= TASK INSTRUCTIONS =
Each line below is to be written out in full, exactly as shown.

[Dataset items]
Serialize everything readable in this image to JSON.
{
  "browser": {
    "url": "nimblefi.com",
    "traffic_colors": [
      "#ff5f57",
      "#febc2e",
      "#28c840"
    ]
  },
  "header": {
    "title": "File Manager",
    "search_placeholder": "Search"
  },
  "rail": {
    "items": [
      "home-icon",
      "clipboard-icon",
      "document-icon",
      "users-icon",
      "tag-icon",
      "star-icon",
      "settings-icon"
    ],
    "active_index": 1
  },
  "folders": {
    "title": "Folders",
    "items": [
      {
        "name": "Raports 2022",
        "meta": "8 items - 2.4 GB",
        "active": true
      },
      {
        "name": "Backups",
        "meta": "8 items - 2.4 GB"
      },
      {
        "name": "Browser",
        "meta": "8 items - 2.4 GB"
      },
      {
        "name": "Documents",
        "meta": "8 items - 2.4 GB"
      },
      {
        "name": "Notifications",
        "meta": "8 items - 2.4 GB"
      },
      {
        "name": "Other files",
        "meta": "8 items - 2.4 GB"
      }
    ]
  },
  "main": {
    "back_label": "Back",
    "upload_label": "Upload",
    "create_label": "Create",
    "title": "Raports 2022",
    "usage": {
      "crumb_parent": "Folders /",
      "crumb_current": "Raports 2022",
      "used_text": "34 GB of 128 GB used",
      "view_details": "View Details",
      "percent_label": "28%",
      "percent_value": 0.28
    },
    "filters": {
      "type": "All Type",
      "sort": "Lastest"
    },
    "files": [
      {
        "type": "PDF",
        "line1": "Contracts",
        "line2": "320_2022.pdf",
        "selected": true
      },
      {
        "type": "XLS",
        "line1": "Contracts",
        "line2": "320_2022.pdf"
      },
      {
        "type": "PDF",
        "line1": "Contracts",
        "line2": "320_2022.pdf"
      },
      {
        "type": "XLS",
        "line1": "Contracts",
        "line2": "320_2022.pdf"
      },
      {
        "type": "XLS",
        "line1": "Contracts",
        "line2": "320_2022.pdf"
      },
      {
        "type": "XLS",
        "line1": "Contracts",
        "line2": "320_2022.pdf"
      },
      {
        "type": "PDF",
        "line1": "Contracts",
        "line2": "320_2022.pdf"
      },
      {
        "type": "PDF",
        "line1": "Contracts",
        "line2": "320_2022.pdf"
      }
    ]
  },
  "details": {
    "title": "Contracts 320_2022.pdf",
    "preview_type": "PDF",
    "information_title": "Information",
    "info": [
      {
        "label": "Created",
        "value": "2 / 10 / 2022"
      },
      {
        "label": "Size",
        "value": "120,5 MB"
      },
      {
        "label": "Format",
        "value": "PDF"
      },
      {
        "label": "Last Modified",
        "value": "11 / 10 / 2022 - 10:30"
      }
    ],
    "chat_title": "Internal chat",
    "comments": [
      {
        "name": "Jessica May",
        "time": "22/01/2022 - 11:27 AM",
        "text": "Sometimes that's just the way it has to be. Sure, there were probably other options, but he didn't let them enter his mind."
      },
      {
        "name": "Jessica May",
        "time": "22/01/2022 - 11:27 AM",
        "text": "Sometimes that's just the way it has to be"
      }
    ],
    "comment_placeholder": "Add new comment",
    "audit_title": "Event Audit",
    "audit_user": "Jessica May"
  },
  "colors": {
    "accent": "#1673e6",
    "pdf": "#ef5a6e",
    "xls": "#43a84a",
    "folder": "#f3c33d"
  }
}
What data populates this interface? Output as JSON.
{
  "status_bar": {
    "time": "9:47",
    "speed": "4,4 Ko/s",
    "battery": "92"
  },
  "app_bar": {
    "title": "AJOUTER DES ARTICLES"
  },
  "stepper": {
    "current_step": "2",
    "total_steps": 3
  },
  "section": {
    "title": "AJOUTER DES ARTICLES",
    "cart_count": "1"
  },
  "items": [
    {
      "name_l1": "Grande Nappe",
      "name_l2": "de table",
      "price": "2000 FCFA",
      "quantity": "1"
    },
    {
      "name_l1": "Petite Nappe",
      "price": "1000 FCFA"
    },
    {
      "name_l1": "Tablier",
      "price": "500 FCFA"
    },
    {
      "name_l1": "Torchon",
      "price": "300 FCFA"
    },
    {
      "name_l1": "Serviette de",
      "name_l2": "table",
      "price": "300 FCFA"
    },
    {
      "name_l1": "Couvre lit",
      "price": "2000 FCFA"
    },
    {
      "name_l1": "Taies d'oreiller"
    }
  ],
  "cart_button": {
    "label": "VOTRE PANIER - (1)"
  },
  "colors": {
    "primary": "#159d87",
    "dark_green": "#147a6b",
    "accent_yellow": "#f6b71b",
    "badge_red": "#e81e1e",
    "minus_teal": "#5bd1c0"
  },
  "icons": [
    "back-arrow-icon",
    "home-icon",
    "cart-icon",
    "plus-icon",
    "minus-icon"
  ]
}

= ANSWER =
Serialize everything readable in this image to JSON.
{
  "browser": {
    "url": "nimblefi.com",
    "traffic_colors": [
      "#ff5f57",
      "#febc2e",
      "#28c840"
    ]
  },
  "header": {
    "title": "File Manager",
    "search_placeholder": "Search"
  },
  "rail": {
    "items": [
      "home-icon",
      "clipboard-icon",
      "document-icon",
      "users-icon",
      "tag-icon",
      "star-icon",
      "settings-icon"
    ],
    "active_index": 1
  },
  "folders": {
    "title": "Folders",
    "items": [
      {
        "name": "Raports 2022",
        "meta": "8 items - 2.4 GB",
        "active": true
      },
      {
        "name": "Backups",
        "meta": "8 items - 2.4 GB"
      },
      {
        "name": "Browser",
        "meta": "8 items - 2.4 GB"
      },
      {
        "name": "Documents",
        "meta": "8 items - 2.4 GB"
      },
      {
        "name": "Notifications",
        "meta": "8 items - 2.4 GB"
      },
      {
        "name": "Other files",
        "meta": "8 items - 2.4 GB"
      }
    ]
  },
  "main": {
    "back_label": "Back",
    "upload_label": "Upload",
    "create_label": "Create",
    "title": "Raports 2022",
    "usage": {
      "crumb_parent": "Folders /",
      "crumb_current": "Raports 2022",
      "used_text": "34 GB of 128 GB used",
      "view_details": "View Details",
      "percent_label": "28%",
      "percent_value": 0.28
    },
    "filters": {
      "type": "All Type",
      "sort": "Lastest"
    },
    "files": [
      {
        "type": "PDF",
        "line1": "Contracts",
        "line2": "320_2022.pdf",
        "selected": true
      },
      {
        "type": "XLS",
        "line1": "Contracts",
        "line2": "320_2022.pdf"
      },
      {
        "type": "PDF",
        "line1": "Contracts",
        "line2": "320_2022.pdf"
      },
      {
        "type": "XLS",
        "line1": "Contracts",
        "line2": "320_2022.pdf"
      },
      {
        "type": "XLS",
        "line1": "Contracts",
        "line2": "320_2022.pdf"
      },
      {
        "type": "XLS",
        "line1": "Contracts",
        "line2": "320_2022.pdf"
      },
      {
        "type": "PDF",
        "line1": "Contracts",
        "line2": "320_2022.pdf"
      },
      {
        "type": "PDF",
        "line1": "Contracts",
        "line2": "320_2022.pdf"
      }
    ]
  },
  "details": {
    "title": "Contracts 320_2022.pdf",
    "preview_type": "PDF",
    "information_title": "Information",
    "info": [
      {
        "label": "Created",
        "value": "2 / 10 / 2022"
      },
      {
        "label": "Size",
        "value": "120,5 MB"
      },
      {
        "label": "Format",
        "value": "PDF"
      },
      {
        "label": "Last Modified",
        "value": "11 / 10 / 2022 - 10:30"
      }
    ],
    "chat_title": "Internal chat",
    "comments": [
      {
        "name": "Jessica May",
        "time": "22/01/2022 - 11:27 AM",
        "text": "Sometimes that's just the way it has to be. Sure, there were probably other options, but he didn't let them enter his mind."
      },
      {
        "name": "Jessica May",
        "time": "22/01/2022 - 11:27 AM",
        "text": "Sometimes that's just the way it has to be"
      }
    ],
    "comment_placeholder": "Add new comment",
    "audit_title": "Event Audit",
    "audit_user": "Jessica May"
  },
  "colors": {
    "accent": "#1673e6",
    "pdf": "#ef5a6e",
    "xls": "#43a84a",
    "folder": "#f3c33d"
  }
}
What data populates this interface? Output as JSON.
{
  "status_bar": {
    "time": "9:47",
    "speed": "4,4 Ko/s",
    "battery": "92"
  },
  "app_bar": {
    "title": "AJOUTER DES ARTICLES"
  },
  "stepper": {
    "current_step": "2",
    "total_steps": 3
  },
  "section": {
    "title": "AJOUTER DES ARTICLES",
    "cart_count": "1"
  },
  "items": [
    {
      "name_l1": "Grande Nappe",
      "name_l2": "de table",
      "price": "2000 FCFA",
      "quantity": "1"
    },
    {
      "name_l1": "Petite Nappe",
      "price": "1000 FCFA"
    },
    {
      "name_l1": "Tablier",
      "price": "500 FCFA"
    },
    {
      "name_l1": "Torchon",
      "price": "300 FCFA"
    },
    {
      "name_l1": "Serviette de",
      "name_l2": "table",
      "price": "300 FCFA"
    },
    {
      "name_l1": "Couvre lit",
      "price": "2000 FCFA"
    },
    {
      "name_l1": "Taies d'oreiller"
    }
  ],
  "cart_button": {
    "label": "VOTRE PANIER - (1)"
  },
  "colors": {
    "primary": "#159d87",
    "dark_green": "#147a6b",
    "accent_yellow": "#f6b71b",
    "badge_red": "#e81e1e",
    "minus_teal": "#5bd1c0"
  },
  "icons": [
    "back-arrow-icon",
    "home-icon",
    "cart-icon",
    "plus-icon",
    "minus-icon"
  ]
}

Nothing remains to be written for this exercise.